Omit every picture, then give all the entries again exactly.

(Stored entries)
◇ ◇ ◇ ◇ ◇ ◇ ◇

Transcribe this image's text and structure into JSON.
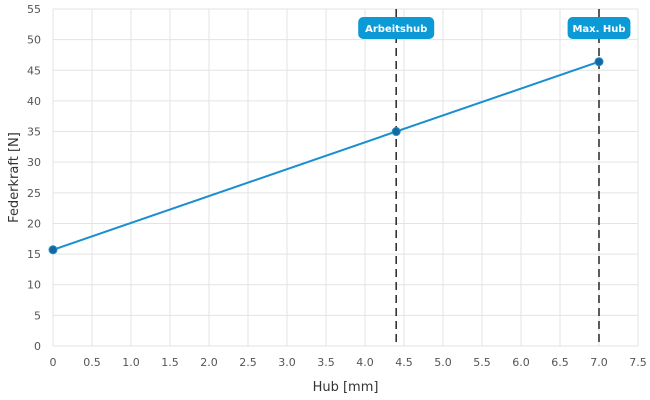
{
  "chart_data": {
    "type": "line",
    "xlabel": "Hub [mm]",
    "ylabel": "Federkraft [N]",
    "xlim": [
      0,
      7.5
    ],
    "ylim": [
      0,
      55
    ],
    "x_ticks": [
      0,
      0.5,
      1,
      1.5,
      2,
      2.5,
      3,
      3.5,
      4,
      4.5,
      5,
      5.5,
      6,
      6.5,
      7,
      7.5
    ],
    "x_tick_labels": [
      "0",
      "0.5",
      "1.0",
      "1.5",
      "2.0",
      "2.5",
      "3.0",
      "3.5",
      "4.0",
      "4.5",
      "5.0",
      "5.5",
      "6.0",
      "6.5",
      "7.0",
      "7.5"
    ],
    "y_ticks": [
      0,
      5,
      10,
      15,
      20,
      25,
      30,
      35,
      40,
      45,
      50,
      55
    ],
    "y_tick_labels": [
      "0",
      "5",
      "10",
      "15",
      "20",
      "25",
      "30",
      "35",
      "40",
      "45",
      "50",
      "55"
    ],
    "grid": true,
    "series": [
      {
        "color": "#1a8fcf",
        "points": [
          {
            "x": 0,
            "y": 15.7
          },
          {
            "x": 4.4,
            "y": 35.0
          },
          {
            "x": 7.0,
            "y": 46.4
          }
        ]
      }
    ],
    "markers": [
      {
        "label": "Arbeitshub",
        "x": 4.4
      },
      {
        "label": "Max. Hub",
        "x": 7.0
      }
    ],
    "marker_color": "#0b9ad6"
  }
}
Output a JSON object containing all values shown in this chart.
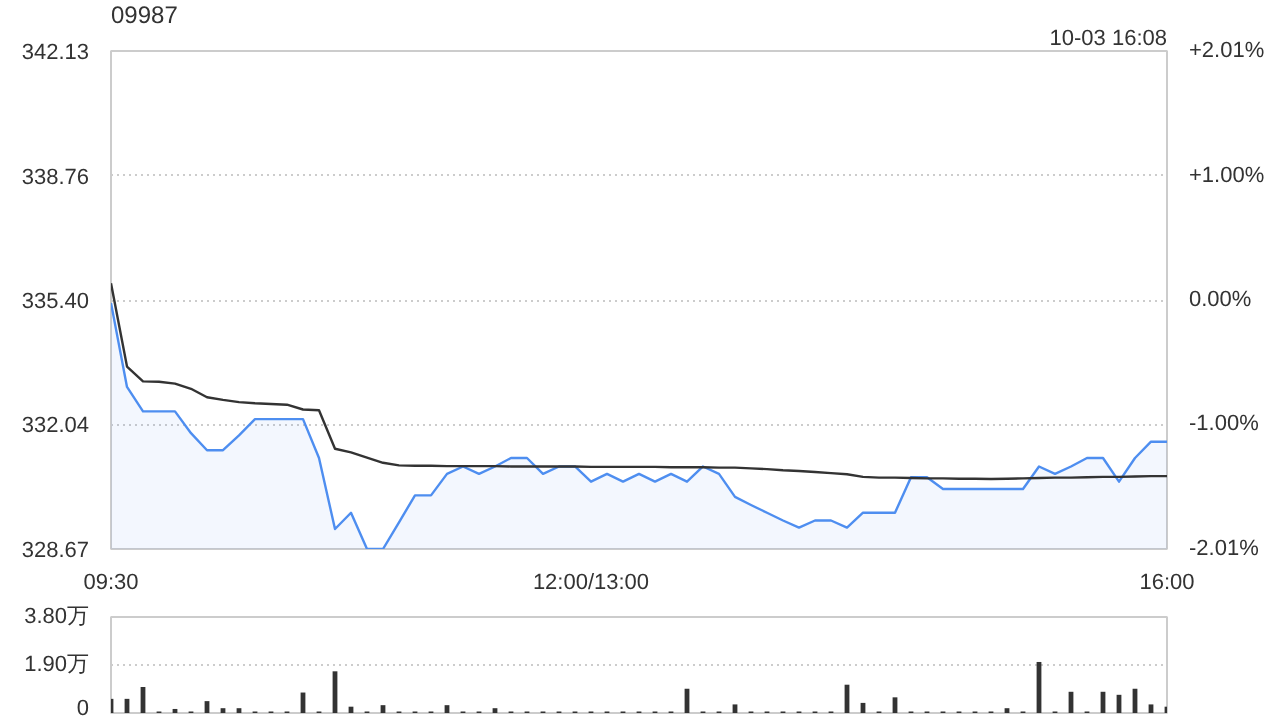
{
  "chart_data": [
    {
      "type": "line",
      "title": "09987",
      "annotations": [
        "10-03 16:08"
      ],
      "ylim": [
        328.67,
        342.13
      ],
      "y2lim": [
        -2.01,
        2.01
      ],
      "categories": [
        "09:30",
        null,
        null,
        null,
        null,
        null,
        null,
        null,
        null,
        null,
        null,
        null,
        null,
        null,
        null,
        null,
        null,
        null,
        null,
        null,
        null,
        null,
        null,
        null,
        null,
        null,
        null,
        null,
        null,
        null,
        "12:00/13:00",
        null,
        null,
        null,
        null,
        null,
        null,
        null,
        null,
        null,
        null,
        null,
        null,
        null,
        null,
        null,
        null,
        null,
        null,
        null,
        null,
        null,
        null,
        null,
        null,
        null,
        null,
        null,
        null,
        null,
        null,
        null,
        null,
        null,
        null,
        null,
        "16:00"
      ],
      "yticks": [
        328.67,
        332.04,
        {
          "value": 335.4,
          "label": "335.40"
        },
        338.76,
        342.13
      ],
      "y2ticks": [
        {
          "value": -2.01,
          "label": "-2.01%"
        },
        {
          "value": -1.0,
          "label": "-1.00%"
        },
        {
          "value": 0,
          "label": "0.00%"
        },
        {
          "value": 1.0,
          "label": "+1.00%"
        },
        {
          "value": 2.01,
          "label": "+2.01%"
        }
      ],
      "grid": "y",
      "series": [
        {
          "type": "area",
          "color": "#4e8ef0",
          "values": [
            335.32,
            333.05,
            332.39,
            332.39,
            332.39,
            331.8,
            331.34,
            331.34,
            331.74,
            332.18,
            332.18,
            332.18,
            332.18,
            331.13,
            329.21,
            329.65,
            328.67,
            328.67,
            329.39,
            330.12,
            330.12,
            330.7,
            330.9,
            330.7,
            330.9,
            331.13,
            331.13,
            330.7,
            330.9,
            330.9,
            330.49,
            330.7,
            330.49,
            330.7,
            330.49,
            330.7,
            330.49,
            330.9,
            330.7,
            330.08,
            329.86,
            329.65,
            329.44,
            329.25,
            329.44,
            329.44,
            329.25,
            329.65,
            329.65,
            329.65,
            330.61,
            330.61,
            330.29,
            330.29,
            330.29,
            330.29,
            330.29,
            330.29,
            330.9,
            330.7,
            330.9,
            331.13,
            331.13,
            330.49,
            331.13,
            331.57,
            331.57
          ]
        },
        {
          "type": "line",
          "color": "#333333",
          "values": [
            335.85,
            333.6,
            333.2,
            333.19,
            333.14,
            333.0,
            332.77,
            332.7,
            332.64,
            332.61,
            332.59,
            332.57,
            332.44,
            332.42,
            331.38,
            331.28,
            331.14,
            331.0,
            330.93,
            330.92,
            330.92,
            330.91,
            330.91,
            330.91,
            330.91,
            330.9,
            330.9,
            330.9,
            330.9,
            330.9,
            330.89,
            330.89,
            330.89,
            330.89,
            330.89,
            330.88,
            330.88,
            330.88,
            330.87,
            330.87,
            330.85,
            330.83,
            330.8,
            330.78,
            330.75,
            330.72,
            330.69,
            330.62,
            330.6,
            330.6,
            330.59,
            330.58,
            330.58,
            330.57,
            330.57,
            330.56,
            330.57,
            330.58,
            330.59,
            330.6,
            330.6,
            330.61,
            330.62,
            330.62,
            330.63,
            330.64,
            330.64
          ]
        }
      ]
    },
    {
      "type": "bar",
      "ylim": [
        0,
        3.8
      ],
      "yticks": [
        {
          "value": 0,
          "label": "0"
        },
        {
          "value": 1.9,
          "label": "1.90万"
        },
        {
          "value": 3.8,
          "label": "3.80万"
        }
      ],
      "grid": "y",
      "tick_labels": "y",
      "color": "#333333",
      "categories": [
        null,
        null,
        null,
        null,
        null,
        null,
        null,
        null,
        null,
        null,
        null,
        null,
        null,
        null,
        null,
        null,
        null,
        null,
        null,
        null,
        null,
        null,
        null,
        null,
        null,
        null,
        null,
        null,
        null,
        null,
        null,
        null,
        null,
        null,
        null,
        null,
        null,
        null,
        null,
        null,
        null,
        null,
        null,
        null,
        null,
        null,
        null,
        null,
        null,
        null,
        null,
        null,
        null,
        null,
        null,
        null,
        null,
        null,
        null,
        null,
        null,
        null,
        null,
        null,
        null,
        null,
        null
      ],
      "values": [
        0.56,
        0.56,
        1.03,
        0.06,
        0.16,
        0.06,
        0.47,
        0.19,
        0.19,
        0.06,
        0.06,
        0.06,
        0.81,
        0.06,
        1.65,
        0.25,
        0.06,
        0.31,
        0.06,
        0.06,
        0.06,
        0.31,
        0.06,
        0.06,
        0.19,
        0.06,
        0.06,
        0.06,
        0.06,
        0.06,
        0.06,
        0.06,
        0.06,
        0.06,
        0.06,
        0.06,
        0.96,
        0.06,
        0.06,
        0.34,
        0.06,
        0.06,
        0.06,
        0.06,
        0.06,
        0.06,
        1.12,
        0.4,
        0.06,
        0.62,
        0.06,
        0.06,
        0.06,
        0.06,
        0.06,
        0.06,
        0.19,
        0.06,
        2.02,
        0.06,
        0.84,
        0.06,
        0.84,
        0.72,
        0.96,
        0.34,
        0.25
      ]
    }
  ]
}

◇ ◇ ◇ ◇ ◇ ◇ ◇

The solution ->
Transcribe this image's text and structure into JSON.
{
  "chart_data": {
    "type": "line",
    "xlabel": "Hub [mm]",
    "ylabel": "Federkraft [N]",
    "xlim": [
      0,
      7.5
    ],
    "ylim": [
      0,
      55
    ],
    "x_ticks": [
      0,
      0.5,
      1,
      1.5,
      2,
      2.5,
      3,
      3.5,
      4,
      4.5,
      5,
      5.5,
      6,
      6.5,
      7,
      7.5
    ],
    "x_tick_labels": [
      "0",
      "0.5",
      "1.0",
      "1.5",
      "2.0",
      "2.5",
      "3.0",
      "3.5",
      "4.0",
      "4.5",
      "5.0",
      "5.5",
      "6.0",
      "6.5",
      "7.0",
      "7.5"
    ],
    "y_ticks": [
      0,
      5,
      10,
      15,
      20,
      25,
      30,
      35,
      40,
      45,
      50,
      55
    ],
    "y_tick_labels": [
      "0",
      "5",
      "10",
      "15",
      "20",
      "25",
      "30",
      "35",
      "40",
      "45",
      "50",
      "55"
    ],
    "grid": true,
    "series": [
      {
        "color": "#1a8fcf",
        "points": [
          {
            "x": 0,
            "y": 15.7
          },
          {
            "x": 4.4,
            "y": 35.0
          },
          {
            "x": 7.0,
            "y": 46.4
          }
        ]
      }
    ],
    "markers": [
      {
        "label": "Arbeitshub",
        "x": 4.4
      },
      {
        "label": "Max. Hub",
        "x": 7.0
      }
    ],
    "marker_color": "#0b9ad6"
  }
}
Output a JSON object containing all values shown in this chart.
{
  "chart_data": [
    {
      "type": "line",
      "title": "09987",
      "annotations": [
        "10-03 16:08"
      ],
      "ylim": [
        328.67,
        342.13
      ],
      "y2lim": [
        -2.01,
        2.01
      ],
      "categories": [
        "09:30",
        null,
        null,
        null,
        null,
        null,
        null,
        null,
        null,
        null,
        null,
        null,
        null,
        null,
        null,
        null,
        null,
        null,
        null,
        null,
        null,
        null,
        null,
        null,
        null,
        null,
        null,
        null,
        null,
        null,
        "12:00/13:00",
        null,
        null,
        null,
        null,
        null,
        null,
        null,
        null,
        null,
        null,
        null,
        null,
        null,
        null,
        null,
        null,
        null,
        null,
        null,
        null,
        null,
        null,
        null,
        null,
        null,
        null,
        null,
        null,
        null,
        null,
        null,
        null,
        null,
        null,
        null,
        "16:00"
      ],
      "yticks": [
        328.67,
        332.04,
        {
          "value": 335.4,
          "label": "335.40"
        },
        338.76,
        342.13
      ],
      "y2ticks": [
        {
          "value": -2.01,
          "label": "-2.01%"
        },
        {
          "value": -1.0,
          "label": "-1.00%"
        },
        {
          "value": 0,
          "label": "0.00%"
        },
        {
          "value": 1.0,
          "label": "+1.00%"
        },
        {
          "value": 2.01,
          "label": "+2.01%"
        }
      ],
      "grid": "y",
      "series": [
        {
          "type": "area",
          "color": "#4e8ef0",
          "values": [
            335.32,
            333.05,
            332.39,
            332.39,
            332.39,
            331.8,
            331.34,
            331.34,
            331.74,
            332.18,
            332.18,
            332.18,
            332.18,
            331.13,
            329.21,
            329.65,
            328.67,
            328.67,
            329.39,
            330.12,
            330.12,
            330.7,
            330.9,
            330.7,
            330.9,
            331.13,
            331.13,
            330.7,
            330.9,
            330.9,
            330.49,
            330.7,
            330.49,
            330.7,
            330.49,
            330.7,
            330.49,
            330.9,
            330.7,
            330.08,
            329.86,
            329.65,
            329.44,
            329.25,
            329.44,
            329.44,
            329.25,
            329.65,
            329.65,
            329.65,
            330.61,
            330.61,
            330.29,
            330.29,
            330.29,
            330.29,
            330.29,
            330.29,
            330.9,
            330.7,
            330.9,
            331.13,
            331.13,
            330.49,
            331.13,
            331.57,
            331.57
          ]
        },
        {
          "type": "line",
          "color": "#333333",
          "values": [
            335.85,
            333.6,
            333.2,
            333.19,
            333.14,
            333.0,
            332.77,
            332.7,
            332.64,
            332.61,
            332.59,
            332.57,
            332.44,
            332.42,
            331.38,
            331.28,
            331.14,
            331.0,
            330.93,
            330.92,
            330.92,
            330.91,
            330.91,
            330.91,
            330.91,
            330.9,
            330.9,
            330.9,
            330.9,
            330.9,
            330.89,
            330.89,
            330.89,
            330.89,
            330.89,
            330.88,
            330.88,
            330.88,
            330.87,
            330.87,
            330.85,
            330.83,
            330.8,
            330.78,
            330.75,
            330.72,
            330.69,
            330.62,
            330.6,
            330.6,
            330.59,
            330.58,
            330.58,
            330.57,
            330.57,
            330.56,
            330.57,
            330.58,
            330.59,
            330.6,
            330.6,
            330.61,
            330.62,
            330.62,
            330.63,
            330.64,
            330.64
          ]
        }
      ]
    },
    {
      "type": "bar",
      "ylim": [
        0,
        3.8
      ],
      "yticks": [
        {
          "value": 0,
          "label": "0"
        },
        {
          "value": 1.9,
          "label": "1.90万"
        },
        {
          "value": 3.8,
          "label": "3.80万"
        }
      ],
      "grid": "y",
      "tick_labels": "y",
      "color": "#333333",
      "categories": [
        null,
        null,
        null,
        null,
        null,
        null,
        null,
        null,
        null,
        null,
        null,
        null,
        null,
        null,
        null,
        null,
        null,
        null,
        null,
        null,
        null,
        null,
        null,
        null,
        null,
        null,
        null,
        null,
        null,
        null,
        null,
        null,
        null,
        null,
        null,
        null,
        null,
        null,
        null,
        null,
        null,
        null,
        null,
        null,
        null,
        null,
        null,
        null,
        null,
        null,
        null,
        null,
        null,
        null,
        null,
        null,
        null,
        null,
        null,
        null,
        null,
        null,
        null,
        null,
        null,
        null,
        null
      ],
      "values": [
        0.56,
        0.56,
        1.03,
        0.06,
        0.16,
        0.06,
        0.47,
        0.19,
        0.19,
        0.06,
        0.06,
        0.06,
        0.81,
        0.06,
        1.65,
        0.25,
        0.06,
        0.31,
        0.06,
        0.06,
        0.06,
        0.31,
        0.06,
        0.06,
        0.19,
        0.06,
        0.06,
        0.06,
        0.06,
        0.06,
        0.06,
        0.06,
        0.06,
        0.06,
        0.06,
        0.06,
        0.96,
        0.06,
        0.06,
        0.34,
        0.06,
        0.06,
        0.06,
        0.06,
        0.06,
        0.06,
        1.12,
        0.4,
        0.06,
        0.62,
        0.06,
        0.06,
        0.06,
        0.06,
        0.06,
        0.06,
        0.19,
        0.06,
        2.02,
        0.06,
        0.84,
        0.06,
        0.84,
        0.72,
        0.96,
        0.34,
        0.25
      ]
    }
  ]
}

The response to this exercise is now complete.